§ What the exercise asks: Each entry here needs to be set down again exactly, please; pictures are left out.

§ Data provided:
------------------------------------------------

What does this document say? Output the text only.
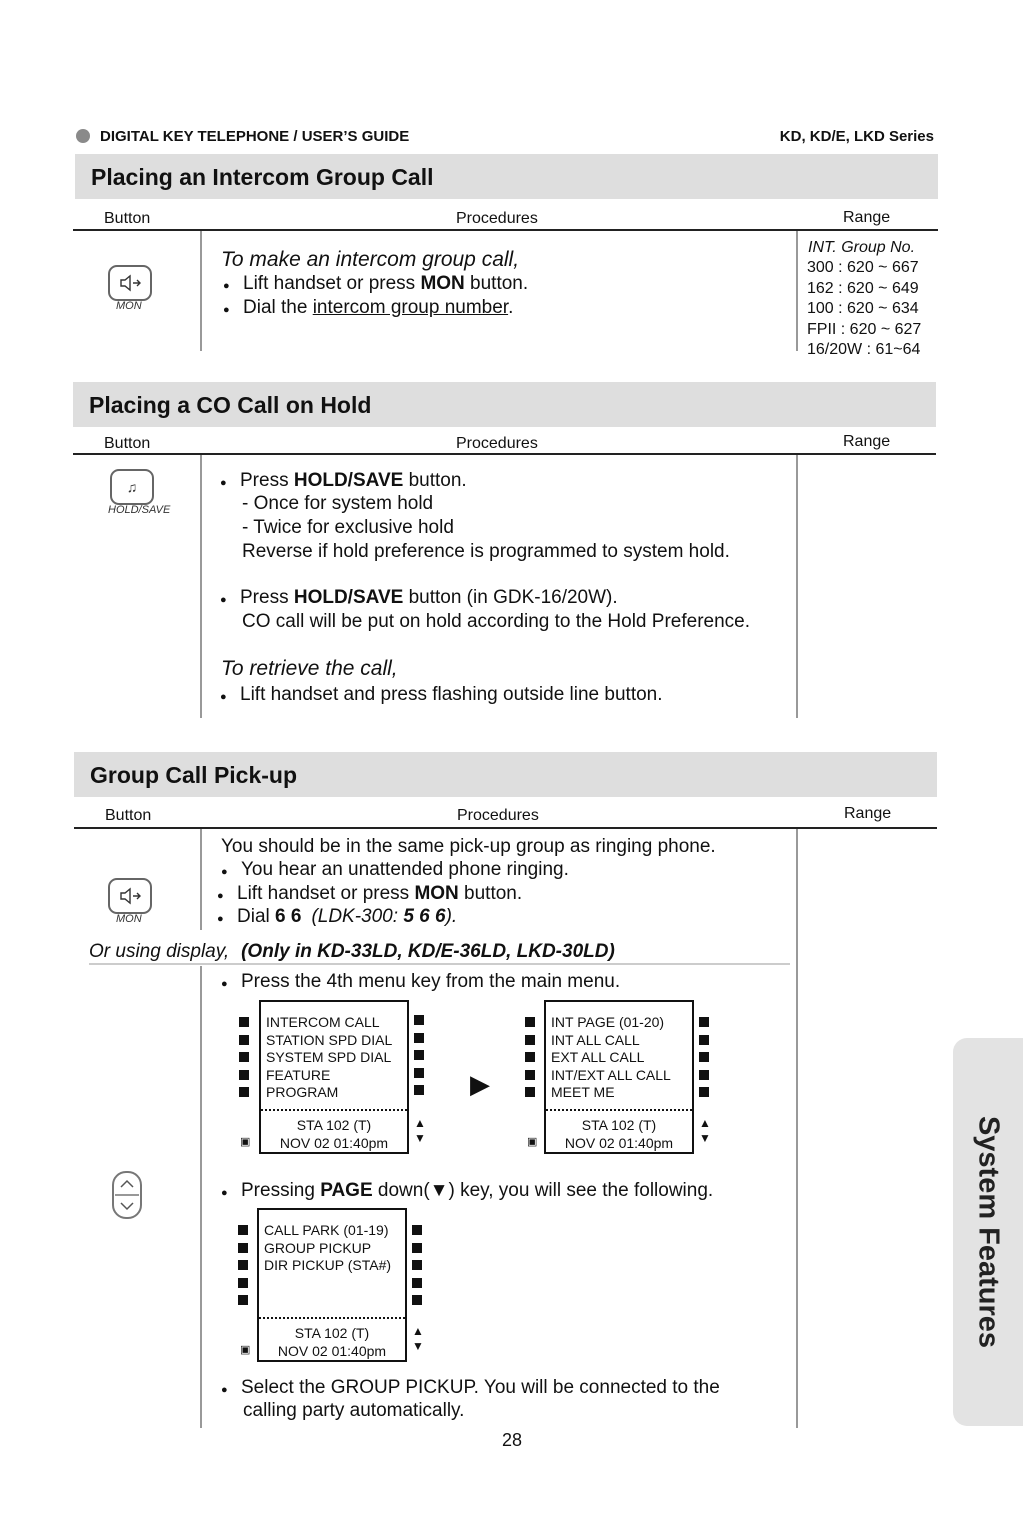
DIGITAL KEY TELEPHONE / USER’S GUIDE	KD, KD/E, LKD Series
Placing an Intercom Group Call
Button	Procedures	Range
MON
To make an intercom group call,
● Lift handset or press MON button.
● Dial the intercom group number.
INT. Group No.
300 : 620 ~ 667
162 : 620 ~ 649
100 : 620 ~ 634
FPII : 620 ~ 627
16/20W : 61~64
Placing a CO Call on Hold
Button	Procedures	Range
♫
HOLD/SAVE
● Press HOLD/SAVE button.
- Once for system hold
- Twice for exclusive hold
Reverse if hold preference is programmed to system hold.
● Press HOLD/SAVE button (in GDK-16/20W).
CO call will be put on hold according to the Hold Preference.
To retrieve the call,
● Lift handset and press flashing outside line button.
Group Call Pick-up
Button	Procedures	Range
MON
You should be in the same pick-up group as ringing phone.
● You hear an unattended phone ringing.
● Lift handset or press MON button.
● Dial 6 6 (LDK-300: 5 6 6).
Or using display, (Only in KD-33LD, KD/E-36LD, LKD-30LD)
● Press the 4th menu key from the main menu.
INTERCOM CALL
STATION SPD DIAL
SYSTEM SPD DIAL
FEATURE
PROGRAM
STA 102 (T)
NOV 02 01:40pm
▣
▲
▼
▶
INT PAGE (01-20)
INT ALL CALL
EXT ALL CALL
INT/EXT ALL CALL
MEET ME
STA 102 (T)
NOV 02 01:40pm
▣
▲
▼
● Pressing PAGE down(▼) key, you will see the following.
CALL PARK (01-19)
GROUP PICKUP
DIR PICKUP (STA#)
STA 102 (T)
NOV 02 01:40pm
▣
▲
▼
● Select the GROUP PICKUP. You will be connected to the
calling party automatically.
System Features
28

------------------------------------------------

§ Result of this exercise:
What does this document say? Output the text only.
DIGITAL KEY TELEPHONE / USER’S GUIDE	KD, KD/E, LKD Series
Placing an Intercom Group Call
Button	Procedures	Range
MON
To make an intercom group call,
● Lift handset or press MON button.
● Dial the intercom group number.
INT. Group No.
300 : 620 ~ 667
162 : 620 ~ 649
100 : 620 ~ 634
FPII : 620 ~ 627
16/20W : 61~64
Placing a CO Call on Hold
Button	Procedures	Range
♫
HOLD/SAVE
● Press HOLD/SAVE button.
- Once for system hold
- Twice for exclusive hold
Reverse if hold preference is programmed to system hold.
● Press HOLD/SAVE button (in GDK-16/20W).
CO call will be put on hold according to the Hold Preference.
To retrieve the call,
● Lift handset and press flashing outside line button.
Group Call Pick-up
Button	Procedures	Range
MON
You should be in the same pick-up group as ringing phone.
● You hear an unattended phone ringing.
● Lift handset or press MON button.
● Dial 6 6 (LDK-300: 5 6 6).
Or using display, (Only in KD-33LD, KD/E-36LD, LKD-30LD)
● Press the 4th menu key from the main menu.
INTERCOM CALL
STATION SPD DIAL
SYSTEM SPD DIAL
FEATURE
PROGRAM
STA 102 (T)
NOV 02 01:40pm
▣
▲
▼
▶
INT PAGE (01-20)
INT ALL CALL
EXT ALL CALL
INT/EXT ALL CALL
MEET ME
STA 102 (T)
NOV 02 01:40pm
▣
▲
▼
● Pressing PAGE down(▼) key, you will see the following.
CALL PARK (01-19)
GROUP PICKUP
DIR PICKUP (STA#)
STA 102 (T)
NOV 02 01:40pm
▣
▲
▼
● Select the GROUP PICKUP. You will be connected to the
calling party automatically.
System Features
28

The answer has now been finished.